• **Required work**: All lines holding the string "อยแล" are to be shown.

## start Rows

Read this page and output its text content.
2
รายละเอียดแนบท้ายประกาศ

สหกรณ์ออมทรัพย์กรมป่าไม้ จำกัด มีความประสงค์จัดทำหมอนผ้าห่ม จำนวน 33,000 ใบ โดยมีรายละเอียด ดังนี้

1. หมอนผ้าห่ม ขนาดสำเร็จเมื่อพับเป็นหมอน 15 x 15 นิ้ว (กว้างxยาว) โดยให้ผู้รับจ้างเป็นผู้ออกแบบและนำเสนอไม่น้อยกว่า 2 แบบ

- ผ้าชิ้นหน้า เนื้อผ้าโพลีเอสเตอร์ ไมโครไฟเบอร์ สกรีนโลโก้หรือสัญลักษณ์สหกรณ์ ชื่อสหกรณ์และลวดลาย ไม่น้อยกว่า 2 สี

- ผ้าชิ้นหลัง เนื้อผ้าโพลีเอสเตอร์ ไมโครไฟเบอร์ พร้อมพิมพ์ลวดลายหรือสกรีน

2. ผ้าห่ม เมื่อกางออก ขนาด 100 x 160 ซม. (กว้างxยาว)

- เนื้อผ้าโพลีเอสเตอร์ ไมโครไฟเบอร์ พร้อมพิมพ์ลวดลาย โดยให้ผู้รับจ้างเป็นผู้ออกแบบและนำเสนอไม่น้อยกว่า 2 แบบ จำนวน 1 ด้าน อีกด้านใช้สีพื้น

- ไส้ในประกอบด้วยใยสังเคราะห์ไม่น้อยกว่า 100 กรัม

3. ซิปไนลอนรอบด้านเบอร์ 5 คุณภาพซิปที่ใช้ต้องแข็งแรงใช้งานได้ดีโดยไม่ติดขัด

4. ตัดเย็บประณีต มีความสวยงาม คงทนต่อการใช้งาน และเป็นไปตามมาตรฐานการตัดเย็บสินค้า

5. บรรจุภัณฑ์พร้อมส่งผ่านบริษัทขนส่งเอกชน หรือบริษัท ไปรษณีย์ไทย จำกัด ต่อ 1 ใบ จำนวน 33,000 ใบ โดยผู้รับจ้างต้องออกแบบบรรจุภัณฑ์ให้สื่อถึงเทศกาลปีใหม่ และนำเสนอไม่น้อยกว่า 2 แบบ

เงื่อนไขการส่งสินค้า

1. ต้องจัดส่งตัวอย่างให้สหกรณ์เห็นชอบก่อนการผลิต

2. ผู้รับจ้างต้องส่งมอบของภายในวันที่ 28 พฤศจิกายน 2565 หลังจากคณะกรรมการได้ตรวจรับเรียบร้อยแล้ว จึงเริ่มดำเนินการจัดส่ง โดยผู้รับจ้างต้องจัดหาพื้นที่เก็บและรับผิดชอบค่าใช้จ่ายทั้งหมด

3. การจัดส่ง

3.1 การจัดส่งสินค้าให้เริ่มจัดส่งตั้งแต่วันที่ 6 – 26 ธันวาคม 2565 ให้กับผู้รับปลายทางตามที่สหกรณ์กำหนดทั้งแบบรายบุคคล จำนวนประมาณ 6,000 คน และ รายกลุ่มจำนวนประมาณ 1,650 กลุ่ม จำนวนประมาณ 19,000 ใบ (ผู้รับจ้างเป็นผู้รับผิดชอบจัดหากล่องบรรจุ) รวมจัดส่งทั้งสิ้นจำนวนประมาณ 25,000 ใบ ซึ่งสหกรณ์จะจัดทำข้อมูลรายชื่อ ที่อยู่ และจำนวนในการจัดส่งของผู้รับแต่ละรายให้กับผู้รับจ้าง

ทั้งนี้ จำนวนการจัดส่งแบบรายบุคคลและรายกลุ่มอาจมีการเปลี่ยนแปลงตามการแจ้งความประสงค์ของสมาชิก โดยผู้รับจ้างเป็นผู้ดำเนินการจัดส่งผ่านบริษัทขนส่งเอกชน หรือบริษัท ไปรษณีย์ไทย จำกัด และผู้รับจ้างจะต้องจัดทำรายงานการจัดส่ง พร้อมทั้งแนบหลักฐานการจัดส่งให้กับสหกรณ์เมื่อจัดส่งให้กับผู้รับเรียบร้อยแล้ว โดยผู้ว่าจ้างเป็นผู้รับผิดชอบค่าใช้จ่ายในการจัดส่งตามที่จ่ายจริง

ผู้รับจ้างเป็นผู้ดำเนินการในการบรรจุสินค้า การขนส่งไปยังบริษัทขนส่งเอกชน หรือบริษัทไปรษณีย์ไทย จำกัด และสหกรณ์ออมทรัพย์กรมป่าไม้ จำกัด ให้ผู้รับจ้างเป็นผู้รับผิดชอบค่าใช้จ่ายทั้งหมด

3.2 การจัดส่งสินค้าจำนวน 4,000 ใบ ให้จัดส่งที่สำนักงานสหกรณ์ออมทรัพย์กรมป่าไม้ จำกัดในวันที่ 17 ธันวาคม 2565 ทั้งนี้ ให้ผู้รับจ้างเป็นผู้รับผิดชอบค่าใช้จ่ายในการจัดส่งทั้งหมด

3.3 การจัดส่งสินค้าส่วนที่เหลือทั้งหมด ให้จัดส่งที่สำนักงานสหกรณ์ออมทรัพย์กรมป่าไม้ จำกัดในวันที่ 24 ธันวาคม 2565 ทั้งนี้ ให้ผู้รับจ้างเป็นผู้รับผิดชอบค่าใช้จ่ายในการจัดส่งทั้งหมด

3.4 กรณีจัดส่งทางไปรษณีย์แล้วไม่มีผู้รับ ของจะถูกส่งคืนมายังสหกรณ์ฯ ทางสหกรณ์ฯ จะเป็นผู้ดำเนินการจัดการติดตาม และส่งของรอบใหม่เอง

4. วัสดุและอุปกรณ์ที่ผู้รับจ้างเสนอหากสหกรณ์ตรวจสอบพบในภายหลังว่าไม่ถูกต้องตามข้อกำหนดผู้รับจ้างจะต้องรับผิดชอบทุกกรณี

## end Rows
## start Rows

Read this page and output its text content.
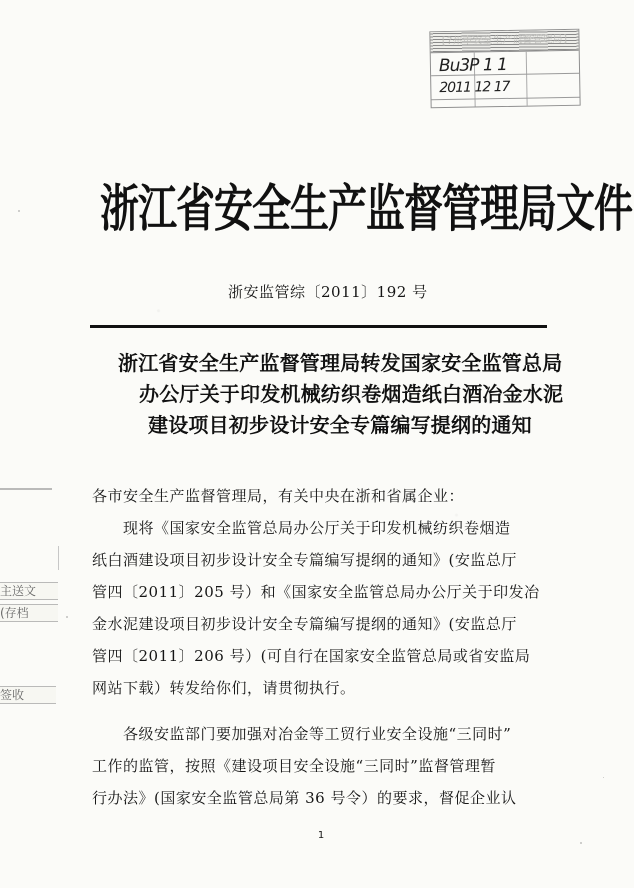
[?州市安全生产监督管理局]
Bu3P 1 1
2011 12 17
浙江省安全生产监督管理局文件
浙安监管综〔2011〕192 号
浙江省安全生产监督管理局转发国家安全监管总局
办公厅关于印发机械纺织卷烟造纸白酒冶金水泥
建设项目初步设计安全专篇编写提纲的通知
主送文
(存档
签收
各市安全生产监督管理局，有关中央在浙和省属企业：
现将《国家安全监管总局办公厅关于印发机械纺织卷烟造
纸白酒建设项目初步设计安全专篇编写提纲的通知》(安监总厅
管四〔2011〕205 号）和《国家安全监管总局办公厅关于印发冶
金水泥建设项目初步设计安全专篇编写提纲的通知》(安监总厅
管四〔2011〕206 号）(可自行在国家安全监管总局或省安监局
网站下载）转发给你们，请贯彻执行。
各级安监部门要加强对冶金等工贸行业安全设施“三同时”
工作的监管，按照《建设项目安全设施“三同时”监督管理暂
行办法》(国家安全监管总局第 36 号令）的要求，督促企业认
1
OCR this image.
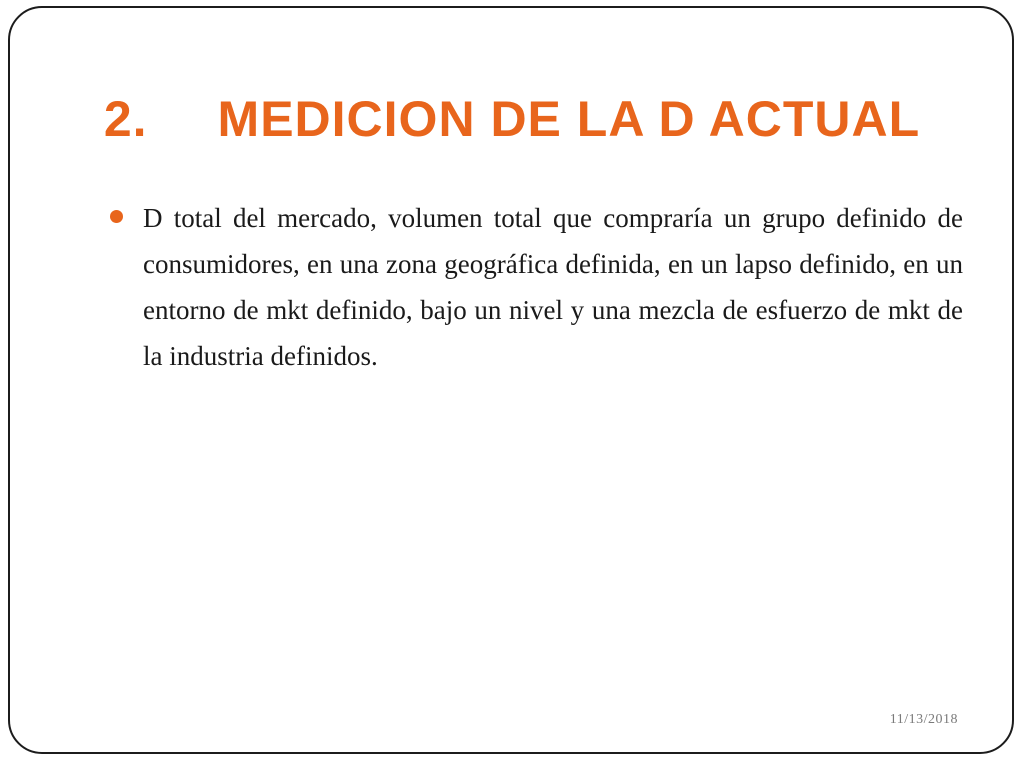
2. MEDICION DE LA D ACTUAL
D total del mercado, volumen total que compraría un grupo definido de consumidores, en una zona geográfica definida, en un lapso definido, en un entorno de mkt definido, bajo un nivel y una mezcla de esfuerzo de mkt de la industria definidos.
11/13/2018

## end Rows

• **Output**:
2. ผู้รับจ้างต้องส่งมอบของภายในวันที่ 28 พฤศจิกายน 2565 หลังจากคณะกรรมการได้ตรวจรับเรียบร้อยแล้ว จึงเริ่มดำเนินการจัดส่ง โดยผู้รับจ้างต้องจัดหาพื้นที่เก็บและรับผิดชอบค่าใช้จ่ายทั้งหมด
ทั้งนี้ จำนวนการจัดส่งแบบรายบุคคลและรายกลุ่มอาจมีการเปลี่ยนแปลงตามการแจ้งความประสงค์ของสมาชิก โดยผู้รับจ้างเป็นผู้ดำเนินการจัดส่งผ่านบริษัทขนส่งเอกชน หรือบริษัท ไปรษณีย์ไทย จำกัด และผู้รับจ้างจะต้องจัดทำรายงานการจัดส่ง พร้อมทั้งแนบหลักฐานการจัดส่งให้กับสหกรณ์เมื่อจัดส่งให้กับผู้รับเรียบร้อยแล้ว โดยผู้ว่าจ้างเป็นผู้รับผิดชอบค่าใช้จ่ายในการจัดส่งตามที่จ่ายจริง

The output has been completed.